● OBJECTIVE: List every line below containing "category".

● ENTRIES:
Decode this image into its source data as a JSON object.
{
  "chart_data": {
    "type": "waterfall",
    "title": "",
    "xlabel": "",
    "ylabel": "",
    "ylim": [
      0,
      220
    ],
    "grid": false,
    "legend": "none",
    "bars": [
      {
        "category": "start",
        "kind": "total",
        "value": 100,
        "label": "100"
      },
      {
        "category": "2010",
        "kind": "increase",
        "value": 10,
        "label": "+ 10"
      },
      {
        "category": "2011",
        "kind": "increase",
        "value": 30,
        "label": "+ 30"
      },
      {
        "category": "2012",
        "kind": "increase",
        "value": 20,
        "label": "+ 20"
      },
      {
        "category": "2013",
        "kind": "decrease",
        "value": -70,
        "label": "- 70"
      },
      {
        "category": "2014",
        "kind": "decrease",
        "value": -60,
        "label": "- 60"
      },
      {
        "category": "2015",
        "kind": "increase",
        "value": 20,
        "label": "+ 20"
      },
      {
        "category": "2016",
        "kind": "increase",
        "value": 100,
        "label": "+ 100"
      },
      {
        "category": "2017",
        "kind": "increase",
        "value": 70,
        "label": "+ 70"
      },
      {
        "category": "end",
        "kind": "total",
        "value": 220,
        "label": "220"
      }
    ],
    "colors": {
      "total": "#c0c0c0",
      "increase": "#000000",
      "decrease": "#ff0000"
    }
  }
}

● RESPONSE FOR THIS EXERCISE:
        "category": "start",
        "category": "2010",
        "category": "2011",
        "category": "2012",
        "category": "2013",
        "category": "2014",
        "category": "2015",
        "category": "2016",
        "category": "2017",
        "category": "end",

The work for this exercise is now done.